THE PROBLEM — Find how many lines in the data below mention "mostly". Give the number only.

SOURCE MATERIAL —
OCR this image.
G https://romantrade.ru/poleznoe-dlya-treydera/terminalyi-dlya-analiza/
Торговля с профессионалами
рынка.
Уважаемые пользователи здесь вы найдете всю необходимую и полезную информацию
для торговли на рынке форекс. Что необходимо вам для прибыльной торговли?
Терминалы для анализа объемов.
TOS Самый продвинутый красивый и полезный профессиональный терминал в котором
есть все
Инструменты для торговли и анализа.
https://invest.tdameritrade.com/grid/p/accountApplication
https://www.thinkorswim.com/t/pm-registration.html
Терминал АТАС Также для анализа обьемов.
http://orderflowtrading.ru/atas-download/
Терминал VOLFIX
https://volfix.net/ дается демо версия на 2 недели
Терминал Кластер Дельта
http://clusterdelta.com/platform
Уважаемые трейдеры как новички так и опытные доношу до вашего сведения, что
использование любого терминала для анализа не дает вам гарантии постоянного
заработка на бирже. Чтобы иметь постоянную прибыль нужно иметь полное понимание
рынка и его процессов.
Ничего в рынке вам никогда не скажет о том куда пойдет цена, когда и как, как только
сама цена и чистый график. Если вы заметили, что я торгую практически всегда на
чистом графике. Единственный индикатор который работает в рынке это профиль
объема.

==

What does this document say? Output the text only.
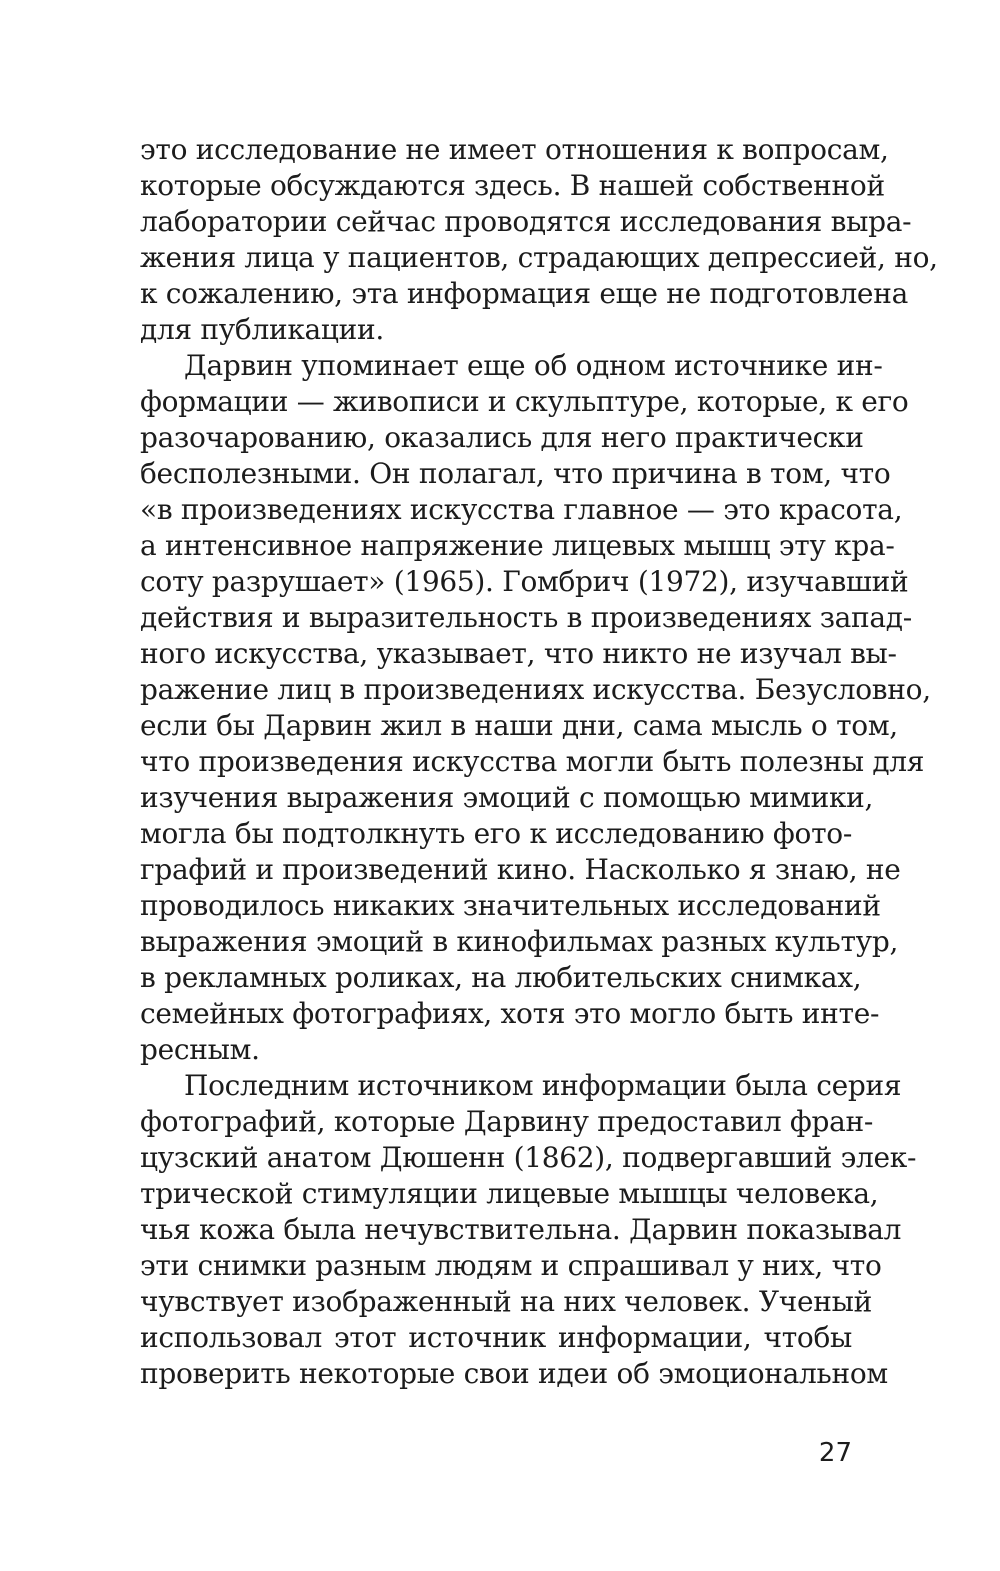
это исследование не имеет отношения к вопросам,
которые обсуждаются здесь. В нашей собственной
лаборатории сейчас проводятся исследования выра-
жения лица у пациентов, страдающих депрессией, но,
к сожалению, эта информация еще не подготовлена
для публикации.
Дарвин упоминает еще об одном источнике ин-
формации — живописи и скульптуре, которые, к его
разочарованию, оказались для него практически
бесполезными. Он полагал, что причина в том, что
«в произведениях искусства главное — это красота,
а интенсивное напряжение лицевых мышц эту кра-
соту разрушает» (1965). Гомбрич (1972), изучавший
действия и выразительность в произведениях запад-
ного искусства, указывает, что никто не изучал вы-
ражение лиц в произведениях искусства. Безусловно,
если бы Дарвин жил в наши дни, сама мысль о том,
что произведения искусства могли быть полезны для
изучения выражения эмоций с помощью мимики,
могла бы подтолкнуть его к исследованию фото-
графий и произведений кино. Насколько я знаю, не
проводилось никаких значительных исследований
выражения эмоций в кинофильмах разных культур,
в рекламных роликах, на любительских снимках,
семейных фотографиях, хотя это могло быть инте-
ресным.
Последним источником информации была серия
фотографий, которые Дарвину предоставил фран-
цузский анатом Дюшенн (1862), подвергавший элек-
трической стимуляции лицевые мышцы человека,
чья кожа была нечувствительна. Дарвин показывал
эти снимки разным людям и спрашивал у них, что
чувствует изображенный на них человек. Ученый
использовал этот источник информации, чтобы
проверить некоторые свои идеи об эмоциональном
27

==

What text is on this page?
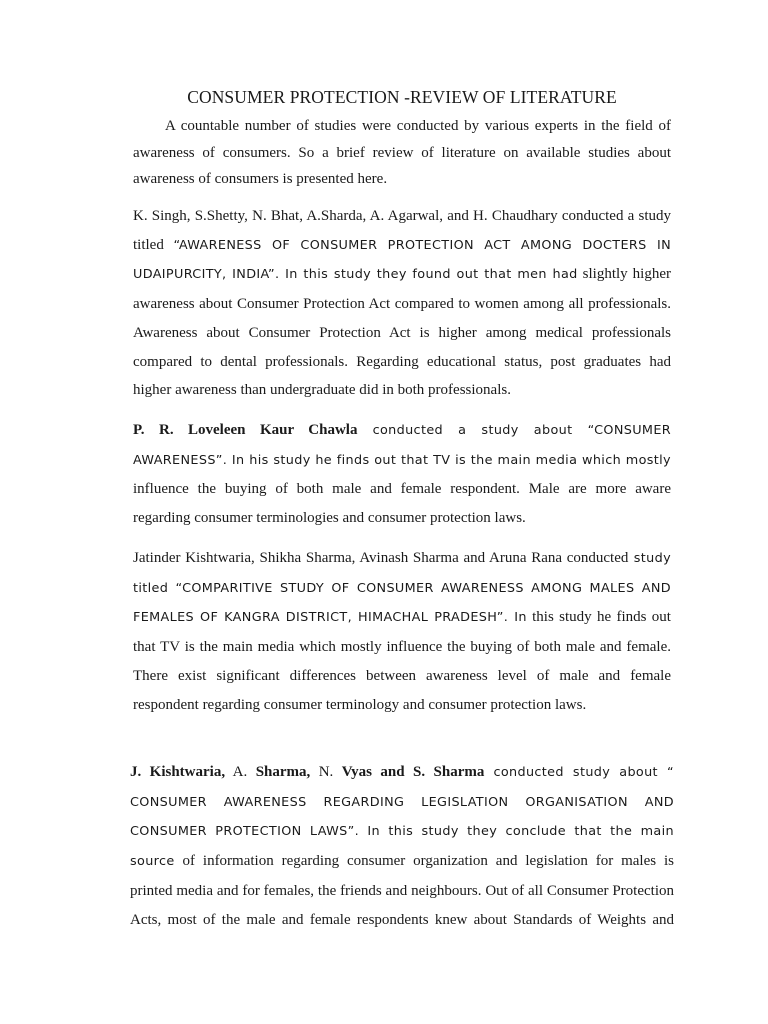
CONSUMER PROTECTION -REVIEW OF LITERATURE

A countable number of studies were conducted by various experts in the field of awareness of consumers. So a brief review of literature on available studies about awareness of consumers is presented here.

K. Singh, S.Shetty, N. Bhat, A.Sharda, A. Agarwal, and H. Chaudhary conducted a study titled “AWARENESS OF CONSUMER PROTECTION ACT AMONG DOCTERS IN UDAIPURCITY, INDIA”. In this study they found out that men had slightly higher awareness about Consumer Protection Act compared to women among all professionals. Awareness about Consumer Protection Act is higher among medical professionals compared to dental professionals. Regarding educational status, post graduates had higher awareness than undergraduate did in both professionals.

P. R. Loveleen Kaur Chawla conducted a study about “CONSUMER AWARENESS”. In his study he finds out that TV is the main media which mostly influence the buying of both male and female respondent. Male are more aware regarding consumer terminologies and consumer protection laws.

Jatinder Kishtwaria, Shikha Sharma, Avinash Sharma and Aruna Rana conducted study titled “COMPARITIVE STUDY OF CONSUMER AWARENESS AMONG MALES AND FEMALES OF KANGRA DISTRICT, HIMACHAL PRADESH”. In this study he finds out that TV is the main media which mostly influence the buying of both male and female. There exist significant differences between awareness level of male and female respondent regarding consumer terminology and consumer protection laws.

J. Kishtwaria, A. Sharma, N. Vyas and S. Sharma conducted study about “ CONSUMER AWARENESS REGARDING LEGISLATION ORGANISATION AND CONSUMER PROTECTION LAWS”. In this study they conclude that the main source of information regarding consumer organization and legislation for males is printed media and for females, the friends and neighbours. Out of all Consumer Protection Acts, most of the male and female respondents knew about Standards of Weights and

RESPONSE — 2